Requirements ::
1. In the Rurban financial excerpt, quote the words from "Rurban's subsidiary, Rurbanc" to "management regarding liquidity.".
2. According to the Rurban financial excerpt, what share of total assets did liquid assets make up at March 31, 1996?

Passage shown ::
********************

Rurban's subsidiary, Rurbanc Data Services ("Rurbanc"), provides computerized
data processing services for the Corporation's subsidiary banks as well as
other banks and businesses. Rurban's subsidiary, Rurban Life Insurance Company
("Rurban Life") has a certificate of authority from the State of Arizona to
transact insurance as a domestic life and disability reinsurer.
Liquidity
Liquid assets consist of cash, amounts due from banks, securities, federal
funds sold and loans held for sale. These assets decreased $13,184,605 from
December 31, 1995 to March 31, 1996. Liquid assets were 30% of total assets at
December 31, 1995 and 27% of total assets at March 31, 1996. This difference
represents normal fluctuation and was not due to any change in policy of
management regarding liquidity.
Capital Resources
Total shareholders' equity was $40,748,269 (which includes $9,333,000 of
common stock subject to repurchase obligation in ESOP) as of March 31, 1996,
an increase of $669,778 over total shareholders' equity of $40,078,491 as of
December 31, 1995. This increase was attributed to earnings of $1,142,687 less
dividends declared, during the three months ended March 31, 1996, of $327,656
less change in net unrealized gain/(loss) on available-for-sale securities of
$145,253.

********************

(Items from a data source)
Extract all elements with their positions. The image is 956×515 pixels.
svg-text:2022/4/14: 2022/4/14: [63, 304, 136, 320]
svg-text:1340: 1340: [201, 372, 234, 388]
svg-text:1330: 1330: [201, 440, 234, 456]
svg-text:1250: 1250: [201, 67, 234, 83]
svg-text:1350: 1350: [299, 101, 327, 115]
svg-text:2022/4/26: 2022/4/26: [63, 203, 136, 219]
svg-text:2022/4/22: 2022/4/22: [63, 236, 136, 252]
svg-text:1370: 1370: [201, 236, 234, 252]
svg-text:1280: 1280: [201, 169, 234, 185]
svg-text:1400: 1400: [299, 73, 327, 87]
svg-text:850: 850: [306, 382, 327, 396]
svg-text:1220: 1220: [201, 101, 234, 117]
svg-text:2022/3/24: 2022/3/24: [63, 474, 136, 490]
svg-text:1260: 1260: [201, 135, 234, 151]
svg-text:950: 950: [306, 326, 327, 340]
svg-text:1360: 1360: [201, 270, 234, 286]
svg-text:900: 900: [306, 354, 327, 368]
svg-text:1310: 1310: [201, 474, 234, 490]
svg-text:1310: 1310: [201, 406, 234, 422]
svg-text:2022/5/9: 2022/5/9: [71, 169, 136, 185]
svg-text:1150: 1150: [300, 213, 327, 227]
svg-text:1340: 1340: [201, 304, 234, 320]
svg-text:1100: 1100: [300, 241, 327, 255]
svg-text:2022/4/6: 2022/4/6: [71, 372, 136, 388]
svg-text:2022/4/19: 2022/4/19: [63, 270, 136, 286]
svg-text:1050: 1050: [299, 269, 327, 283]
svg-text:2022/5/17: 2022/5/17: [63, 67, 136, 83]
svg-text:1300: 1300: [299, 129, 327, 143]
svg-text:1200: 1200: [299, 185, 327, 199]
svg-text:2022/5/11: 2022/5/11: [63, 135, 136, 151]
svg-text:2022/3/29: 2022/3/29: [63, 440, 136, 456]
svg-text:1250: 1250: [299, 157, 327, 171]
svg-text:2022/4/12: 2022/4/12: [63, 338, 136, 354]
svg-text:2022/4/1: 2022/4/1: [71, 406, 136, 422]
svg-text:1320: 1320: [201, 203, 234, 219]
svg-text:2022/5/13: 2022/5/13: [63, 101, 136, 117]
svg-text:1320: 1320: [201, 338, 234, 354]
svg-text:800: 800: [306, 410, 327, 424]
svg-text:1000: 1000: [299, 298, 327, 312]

********************

Responses per task ::
1.
Rurban's subsidiary, Rurbanc Data Services ("Rurbanc"), provides computerized
data processing services for the Corporation's subsidiary banks as well as
other banks and businesses. Rurban's subsidiary, Rurban Life Insurance Company
("Rurban Life") has a certificate of authority from the State of Arizona to
transact insurance as a domestic life and disability reinsurer.
Liquidity
Liquid assets consist of cash, amounts due from banks, securities, federal
funds sold and loans held for sale. These assets decreased $13,184,605 from
December 31, 1995 to March 31, 1996. Liquid assets were 30% of total assets at
December 31, 1995 and 27% of total assets at March 31, 1996. This difference
represents normal fluctuation and was not due to any change in policy of
management regarding liquidity.

2. 27%